=== What is asked ===
Report how many lines contain "美西航线"; state the number and nothing else.

=== Data lines ===
════════════════

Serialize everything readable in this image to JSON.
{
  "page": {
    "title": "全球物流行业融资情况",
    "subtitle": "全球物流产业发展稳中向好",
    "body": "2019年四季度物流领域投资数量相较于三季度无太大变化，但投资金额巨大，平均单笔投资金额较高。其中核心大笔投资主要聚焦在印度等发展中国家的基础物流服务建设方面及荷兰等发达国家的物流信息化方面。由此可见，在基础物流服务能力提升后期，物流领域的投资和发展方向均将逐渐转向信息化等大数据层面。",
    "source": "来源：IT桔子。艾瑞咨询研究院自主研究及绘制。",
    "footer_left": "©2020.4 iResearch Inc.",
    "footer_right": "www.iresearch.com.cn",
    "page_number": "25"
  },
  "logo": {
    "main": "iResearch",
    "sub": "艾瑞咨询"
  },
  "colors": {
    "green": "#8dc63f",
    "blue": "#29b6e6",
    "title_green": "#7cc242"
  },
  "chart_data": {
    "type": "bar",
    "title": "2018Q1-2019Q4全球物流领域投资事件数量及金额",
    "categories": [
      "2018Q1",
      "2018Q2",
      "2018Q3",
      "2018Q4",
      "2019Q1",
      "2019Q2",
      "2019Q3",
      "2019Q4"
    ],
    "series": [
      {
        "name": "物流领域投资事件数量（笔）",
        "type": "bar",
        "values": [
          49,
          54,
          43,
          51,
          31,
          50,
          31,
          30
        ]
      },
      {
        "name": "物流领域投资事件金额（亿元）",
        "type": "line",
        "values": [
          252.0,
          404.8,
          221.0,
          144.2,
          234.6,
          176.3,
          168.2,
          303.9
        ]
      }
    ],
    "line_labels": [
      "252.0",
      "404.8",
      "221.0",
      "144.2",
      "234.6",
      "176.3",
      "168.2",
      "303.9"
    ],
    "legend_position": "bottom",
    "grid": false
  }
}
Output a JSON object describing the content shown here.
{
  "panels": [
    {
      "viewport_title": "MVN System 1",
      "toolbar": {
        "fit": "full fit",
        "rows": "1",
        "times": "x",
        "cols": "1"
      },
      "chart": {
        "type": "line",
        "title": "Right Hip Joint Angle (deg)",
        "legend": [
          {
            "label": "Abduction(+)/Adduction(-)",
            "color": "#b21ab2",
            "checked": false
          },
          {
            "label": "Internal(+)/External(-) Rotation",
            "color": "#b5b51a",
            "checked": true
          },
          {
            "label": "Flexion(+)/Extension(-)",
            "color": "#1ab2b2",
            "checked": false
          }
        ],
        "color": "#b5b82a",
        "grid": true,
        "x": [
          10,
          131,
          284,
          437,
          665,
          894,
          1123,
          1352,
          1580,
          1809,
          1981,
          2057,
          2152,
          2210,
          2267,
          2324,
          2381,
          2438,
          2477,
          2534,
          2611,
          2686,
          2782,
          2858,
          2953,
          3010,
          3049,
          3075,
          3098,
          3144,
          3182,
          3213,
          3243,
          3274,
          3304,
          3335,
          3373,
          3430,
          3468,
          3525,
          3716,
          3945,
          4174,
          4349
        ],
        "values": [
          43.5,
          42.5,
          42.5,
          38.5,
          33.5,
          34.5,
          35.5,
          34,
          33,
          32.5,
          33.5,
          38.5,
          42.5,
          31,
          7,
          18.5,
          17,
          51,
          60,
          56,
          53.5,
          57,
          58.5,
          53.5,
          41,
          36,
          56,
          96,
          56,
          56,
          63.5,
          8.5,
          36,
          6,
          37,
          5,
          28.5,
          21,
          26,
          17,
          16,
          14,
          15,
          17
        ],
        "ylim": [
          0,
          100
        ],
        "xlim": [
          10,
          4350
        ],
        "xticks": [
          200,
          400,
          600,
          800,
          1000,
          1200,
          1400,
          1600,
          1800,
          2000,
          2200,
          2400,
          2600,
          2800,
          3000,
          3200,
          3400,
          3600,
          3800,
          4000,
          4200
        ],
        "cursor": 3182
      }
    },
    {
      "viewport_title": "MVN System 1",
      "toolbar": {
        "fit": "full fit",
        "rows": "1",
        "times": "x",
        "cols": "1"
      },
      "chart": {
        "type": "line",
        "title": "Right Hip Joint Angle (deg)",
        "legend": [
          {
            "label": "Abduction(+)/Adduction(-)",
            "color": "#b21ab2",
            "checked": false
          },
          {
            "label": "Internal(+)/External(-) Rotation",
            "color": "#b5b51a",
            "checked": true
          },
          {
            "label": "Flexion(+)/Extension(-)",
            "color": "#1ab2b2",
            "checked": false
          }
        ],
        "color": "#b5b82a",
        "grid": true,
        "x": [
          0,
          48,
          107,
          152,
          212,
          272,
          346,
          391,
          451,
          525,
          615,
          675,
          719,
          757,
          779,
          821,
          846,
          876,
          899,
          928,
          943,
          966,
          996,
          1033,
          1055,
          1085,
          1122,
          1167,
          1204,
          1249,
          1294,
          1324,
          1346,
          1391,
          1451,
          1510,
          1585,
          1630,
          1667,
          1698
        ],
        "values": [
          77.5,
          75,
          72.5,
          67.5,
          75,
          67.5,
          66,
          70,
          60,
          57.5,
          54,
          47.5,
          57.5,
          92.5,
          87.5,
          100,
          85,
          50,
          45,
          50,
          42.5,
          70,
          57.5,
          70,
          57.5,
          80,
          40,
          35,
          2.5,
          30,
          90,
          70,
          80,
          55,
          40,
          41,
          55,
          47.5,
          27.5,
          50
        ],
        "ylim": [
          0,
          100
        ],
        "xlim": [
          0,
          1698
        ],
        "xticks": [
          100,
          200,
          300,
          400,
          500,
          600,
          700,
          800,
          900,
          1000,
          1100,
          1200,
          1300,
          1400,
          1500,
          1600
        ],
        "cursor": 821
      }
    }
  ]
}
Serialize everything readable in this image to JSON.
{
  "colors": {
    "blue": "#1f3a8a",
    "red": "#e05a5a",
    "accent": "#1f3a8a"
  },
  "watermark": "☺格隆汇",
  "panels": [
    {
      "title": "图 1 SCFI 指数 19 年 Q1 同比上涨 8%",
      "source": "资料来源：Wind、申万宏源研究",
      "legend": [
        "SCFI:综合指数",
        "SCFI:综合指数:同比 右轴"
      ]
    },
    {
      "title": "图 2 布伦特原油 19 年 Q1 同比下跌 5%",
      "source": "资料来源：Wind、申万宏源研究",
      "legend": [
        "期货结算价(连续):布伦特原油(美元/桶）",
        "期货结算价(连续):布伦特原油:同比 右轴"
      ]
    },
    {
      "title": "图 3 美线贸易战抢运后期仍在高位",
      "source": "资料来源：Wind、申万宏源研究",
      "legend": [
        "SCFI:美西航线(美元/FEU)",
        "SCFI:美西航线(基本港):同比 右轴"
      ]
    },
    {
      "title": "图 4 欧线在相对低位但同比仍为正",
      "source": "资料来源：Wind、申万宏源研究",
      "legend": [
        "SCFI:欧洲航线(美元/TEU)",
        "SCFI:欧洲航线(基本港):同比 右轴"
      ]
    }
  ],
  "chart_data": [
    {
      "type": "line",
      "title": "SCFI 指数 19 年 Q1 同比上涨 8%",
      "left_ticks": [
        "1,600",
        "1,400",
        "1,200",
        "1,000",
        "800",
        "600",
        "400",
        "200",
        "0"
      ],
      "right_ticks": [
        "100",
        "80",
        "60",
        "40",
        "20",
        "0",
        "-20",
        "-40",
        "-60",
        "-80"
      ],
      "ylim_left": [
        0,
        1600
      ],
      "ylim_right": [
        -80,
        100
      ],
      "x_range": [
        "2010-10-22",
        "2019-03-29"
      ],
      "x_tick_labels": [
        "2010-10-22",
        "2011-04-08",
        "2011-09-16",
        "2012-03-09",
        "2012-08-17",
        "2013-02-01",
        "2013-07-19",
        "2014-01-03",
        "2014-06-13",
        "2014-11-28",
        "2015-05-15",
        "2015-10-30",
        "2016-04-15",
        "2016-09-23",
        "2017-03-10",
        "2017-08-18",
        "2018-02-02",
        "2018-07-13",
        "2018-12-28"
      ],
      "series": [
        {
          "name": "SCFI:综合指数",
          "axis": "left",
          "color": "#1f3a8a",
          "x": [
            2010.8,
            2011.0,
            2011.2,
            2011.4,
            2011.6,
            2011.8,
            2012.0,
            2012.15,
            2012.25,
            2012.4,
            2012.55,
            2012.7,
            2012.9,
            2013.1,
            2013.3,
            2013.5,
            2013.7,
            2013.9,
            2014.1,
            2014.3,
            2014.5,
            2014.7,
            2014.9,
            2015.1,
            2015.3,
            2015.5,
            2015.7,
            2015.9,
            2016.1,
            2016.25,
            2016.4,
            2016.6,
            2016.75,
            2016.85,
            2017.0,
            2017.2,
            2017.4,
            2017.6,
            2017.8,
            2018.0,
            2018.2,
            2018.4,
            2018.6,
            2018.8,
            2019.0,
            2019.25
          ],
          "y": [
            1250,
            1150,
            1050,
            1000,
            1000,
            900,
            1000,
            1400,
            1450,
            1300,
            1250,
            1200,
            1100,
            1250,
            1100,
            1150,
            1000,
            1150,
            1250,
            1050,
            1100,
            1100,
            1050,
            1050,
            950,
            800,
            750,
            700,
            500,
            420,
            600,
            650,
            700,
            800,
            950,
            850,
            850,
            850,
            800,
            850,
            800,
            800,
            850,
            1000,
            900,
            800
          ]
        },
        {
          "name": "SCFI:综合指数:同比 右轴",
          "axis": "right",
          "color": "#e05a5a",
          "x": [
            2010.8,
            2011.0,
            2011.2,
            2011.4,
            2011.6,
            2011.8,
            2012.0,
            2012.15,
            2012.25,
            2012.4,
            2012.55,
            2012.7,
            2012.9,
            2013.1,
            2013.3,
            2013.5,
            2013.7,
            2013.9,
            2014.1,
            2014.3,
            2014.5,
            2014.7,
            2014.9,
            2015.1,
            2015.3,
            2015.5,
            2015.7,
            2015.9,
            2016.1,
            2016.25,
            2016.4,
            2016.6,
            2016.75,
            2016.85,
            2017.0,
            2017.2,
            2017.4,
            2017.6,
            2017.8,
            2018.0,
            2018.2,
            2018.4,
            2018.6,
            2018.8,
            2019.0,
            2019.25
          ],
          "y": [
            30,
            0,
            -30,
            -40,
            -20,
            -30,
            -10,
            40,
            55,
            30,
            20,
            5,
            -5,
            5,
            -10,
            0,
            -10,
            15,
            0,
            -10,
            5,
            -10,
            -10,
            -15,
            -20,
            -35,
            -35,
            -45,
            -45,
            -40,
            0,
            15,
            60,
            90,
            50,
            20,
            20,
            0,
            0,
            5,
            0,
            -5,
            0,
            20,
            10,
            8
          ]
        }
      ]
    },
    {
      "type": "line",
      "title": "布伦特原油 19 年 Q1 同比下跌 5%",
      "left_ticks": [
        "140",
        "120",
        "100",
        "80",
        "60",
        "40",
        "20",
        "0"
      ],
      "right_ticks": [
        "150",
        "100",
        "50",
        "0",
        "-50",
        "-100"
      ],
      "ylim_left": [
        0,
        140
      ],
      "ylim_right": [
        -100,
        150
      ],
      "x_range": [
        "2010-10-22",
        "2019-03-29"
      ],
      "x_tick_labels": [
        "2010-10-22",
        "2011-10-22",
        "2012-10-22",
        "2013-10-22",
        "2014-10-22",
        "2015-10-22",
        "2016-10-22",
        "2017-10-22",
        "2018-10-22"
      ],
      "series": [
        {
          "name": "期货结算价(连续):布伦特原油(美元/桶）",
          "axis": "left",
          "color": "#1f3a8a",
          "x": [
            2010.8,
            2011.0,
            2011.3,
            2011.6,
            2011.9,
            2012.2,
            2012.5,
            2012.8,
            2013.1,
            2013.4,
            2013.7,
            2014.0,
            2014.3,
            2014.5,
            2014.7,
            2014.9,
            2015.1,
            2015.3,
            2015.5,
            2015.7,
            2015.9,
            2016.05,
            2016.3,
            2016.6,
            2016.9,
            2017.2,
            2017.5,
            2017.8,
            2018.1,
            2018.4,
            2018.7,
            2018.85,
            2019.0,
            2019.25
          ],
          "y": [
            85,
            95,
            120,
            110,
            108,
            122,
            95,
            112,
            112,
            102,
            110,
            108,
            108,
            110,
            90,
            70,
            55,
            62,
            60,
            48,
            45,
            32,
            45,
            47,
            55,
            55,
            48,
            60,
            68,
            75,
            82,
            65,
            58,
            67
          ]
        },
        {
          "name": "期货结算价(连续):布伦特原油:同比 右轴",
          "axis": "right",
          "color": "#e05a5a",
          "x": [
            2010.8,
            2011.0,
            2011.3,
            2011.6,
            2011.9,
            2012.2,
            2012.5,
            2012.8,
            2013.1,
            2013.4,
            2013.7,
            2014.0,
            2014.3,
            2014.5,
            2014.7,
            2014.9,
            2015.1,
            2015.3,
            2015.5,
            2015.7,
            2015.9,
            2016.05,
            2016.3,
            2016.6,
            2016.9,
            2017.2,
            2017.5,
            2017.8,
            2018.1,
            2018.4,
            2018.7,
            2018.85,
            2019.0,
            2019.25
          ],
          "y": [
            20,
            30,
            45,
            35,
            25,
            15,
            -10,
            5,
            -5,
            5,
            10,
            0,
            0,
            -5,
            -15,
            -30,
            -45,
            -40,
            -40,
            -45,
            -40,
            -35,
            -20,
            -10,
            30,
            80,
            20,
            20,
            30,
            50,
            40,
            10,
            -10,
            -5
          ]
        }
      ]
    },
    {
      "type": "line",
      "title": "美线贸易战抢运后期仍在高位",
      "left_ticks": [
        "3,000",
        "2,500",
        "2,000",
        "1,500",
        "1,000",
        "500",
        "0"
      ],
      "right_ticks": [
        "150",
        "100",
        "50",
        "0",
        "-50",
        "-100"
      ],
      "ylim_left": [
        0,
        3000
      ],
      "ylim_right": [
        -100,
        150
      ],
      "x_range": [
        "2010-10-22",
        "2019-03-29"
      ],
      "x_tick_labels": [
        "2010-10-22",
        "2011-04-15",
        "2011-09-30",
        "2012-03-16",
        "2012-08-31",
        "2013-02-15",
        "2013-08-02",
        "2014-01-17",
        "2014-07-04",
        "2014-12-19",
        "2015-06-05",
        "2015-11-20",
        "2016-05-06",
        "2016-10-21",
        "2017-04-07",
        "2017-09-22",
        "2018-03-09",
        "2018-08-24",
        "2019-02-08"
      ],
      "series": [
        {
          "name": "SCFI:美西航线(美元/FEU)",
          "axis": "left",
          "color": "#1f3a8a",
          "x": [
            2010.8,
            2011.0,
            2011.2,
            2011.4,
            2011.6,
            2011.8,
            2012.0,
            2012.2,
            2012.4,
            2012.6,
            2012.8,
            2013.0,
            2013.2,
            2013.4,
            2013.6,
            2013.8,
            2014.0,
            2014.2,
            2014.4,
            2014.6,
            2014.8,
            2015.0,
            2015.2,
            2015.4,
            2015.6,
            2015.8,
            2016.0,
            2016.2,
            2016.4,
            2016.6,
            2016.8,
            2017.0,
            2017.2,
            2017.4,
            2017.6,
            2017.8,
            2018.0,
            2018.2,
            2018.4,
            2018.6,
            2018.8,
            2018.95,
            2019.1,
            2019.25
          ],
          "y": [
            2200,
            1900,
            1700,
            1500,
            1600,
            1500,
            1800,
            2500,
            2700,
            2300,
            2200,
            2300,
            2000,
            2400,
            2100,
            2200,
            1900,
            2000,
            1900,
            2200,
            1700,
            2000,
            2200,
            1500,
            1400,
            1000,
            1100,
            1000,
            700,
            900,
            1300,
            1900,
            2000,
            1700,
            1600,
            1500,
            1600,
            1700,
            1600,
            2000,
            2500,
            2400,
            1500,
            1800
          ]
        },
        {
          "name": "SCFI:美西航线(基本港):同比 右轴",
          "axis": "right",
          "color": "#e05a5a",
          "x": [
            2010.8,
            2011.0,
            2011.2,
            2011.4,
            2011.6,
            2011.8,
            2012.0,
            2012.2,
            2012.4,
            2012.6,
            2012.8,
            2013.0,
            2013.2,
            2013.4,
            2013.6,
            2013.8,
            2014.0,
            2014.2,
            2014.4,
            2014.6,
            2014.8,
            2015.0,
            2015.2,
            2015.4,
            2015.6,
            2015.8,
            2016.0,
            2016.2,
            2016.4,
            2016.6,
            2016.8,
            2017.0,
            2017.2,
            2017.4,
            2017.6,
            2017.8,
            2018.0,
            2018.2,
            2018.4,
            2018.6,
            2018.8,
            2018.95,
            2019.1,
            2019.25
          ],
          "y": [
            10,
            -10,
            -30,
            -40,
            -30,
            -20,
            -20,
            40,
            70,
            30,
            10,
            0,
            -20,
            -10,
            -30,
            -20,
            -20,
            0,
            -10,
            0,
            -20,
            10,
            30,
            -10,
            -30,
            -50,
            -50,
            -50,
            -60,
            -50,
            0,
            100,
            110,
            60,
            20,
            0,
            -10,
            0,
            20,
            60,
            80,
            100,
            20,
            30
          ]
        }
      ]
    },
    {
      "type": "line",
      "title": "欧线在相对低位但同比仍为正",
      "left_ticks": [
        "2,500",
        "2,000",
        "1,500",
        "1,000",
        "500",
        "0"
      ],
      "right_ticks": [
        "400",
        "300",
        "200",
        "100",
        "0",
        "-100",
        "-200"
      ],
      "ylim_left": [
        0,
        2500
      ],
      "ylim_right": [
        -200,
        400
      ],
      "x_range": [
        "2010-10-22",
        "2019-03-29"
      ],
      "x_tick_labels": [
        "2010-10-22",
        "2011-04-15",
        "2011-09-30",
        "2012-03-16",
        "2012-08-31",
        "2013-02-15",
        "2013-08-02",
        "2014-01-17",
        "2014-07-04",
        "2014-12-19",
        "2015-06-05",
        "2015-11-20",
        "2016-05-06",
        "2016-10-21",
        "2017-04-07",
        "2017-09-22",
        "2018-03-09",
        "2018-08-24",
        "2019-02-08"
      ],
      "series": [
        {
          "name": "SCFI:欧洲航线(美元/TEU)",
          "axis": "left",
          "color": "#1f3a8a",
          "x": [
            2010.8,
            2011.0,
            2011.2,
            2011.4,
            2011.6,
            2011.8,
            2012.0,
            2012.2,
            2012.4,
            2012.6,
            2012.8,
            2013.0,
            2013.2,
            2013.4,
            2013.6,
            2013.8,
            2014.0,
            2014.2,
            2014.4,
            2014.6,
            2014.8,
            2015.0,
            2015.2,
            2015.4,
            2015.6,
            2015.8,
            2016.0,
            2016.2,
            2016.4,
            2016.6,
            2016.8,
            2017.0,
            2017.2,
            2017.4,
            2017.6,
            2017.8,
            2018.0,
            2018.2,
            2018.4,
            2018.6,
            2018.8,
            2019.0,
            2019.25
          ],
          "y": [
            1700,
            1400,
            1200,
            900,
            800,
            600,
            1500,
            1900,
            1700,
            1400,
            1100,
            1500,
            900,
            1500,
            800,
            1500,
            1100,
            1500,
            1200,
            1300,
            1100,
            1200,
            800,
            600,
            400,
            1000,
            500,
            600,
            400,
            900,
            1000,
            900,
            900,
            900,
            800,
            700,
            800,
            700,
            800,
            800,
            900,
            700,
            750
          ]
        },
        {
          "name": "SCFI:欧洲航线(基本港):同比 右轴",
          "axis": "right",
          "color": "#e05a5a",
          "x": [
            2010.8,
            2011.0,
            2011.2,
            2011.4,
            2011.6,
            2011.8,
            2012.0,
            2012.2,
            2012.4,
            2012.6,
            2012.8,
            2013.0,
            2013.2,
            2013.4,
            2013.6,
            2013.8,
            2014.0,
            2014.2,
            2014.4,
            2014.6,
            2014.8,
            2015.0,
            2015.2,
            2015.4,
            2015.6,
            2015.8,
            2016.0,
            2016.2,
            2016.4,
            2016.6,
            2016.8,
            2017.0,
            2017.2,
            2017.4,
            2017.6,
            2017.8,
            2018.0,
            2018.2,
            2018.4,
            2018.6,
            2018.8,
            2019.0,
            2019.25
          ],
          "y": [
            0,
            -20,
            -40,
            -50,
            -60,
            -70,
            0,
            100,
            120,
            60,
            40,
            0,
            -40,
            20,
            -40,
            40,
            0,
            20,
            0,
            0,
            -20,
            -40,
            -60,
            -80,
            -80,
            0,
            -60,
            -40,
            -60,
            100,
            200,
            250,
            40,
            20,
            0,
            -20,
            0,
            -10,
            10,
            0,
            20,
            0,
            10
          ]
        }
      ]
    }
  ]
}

════════════════

=== Solution for this problem ===
4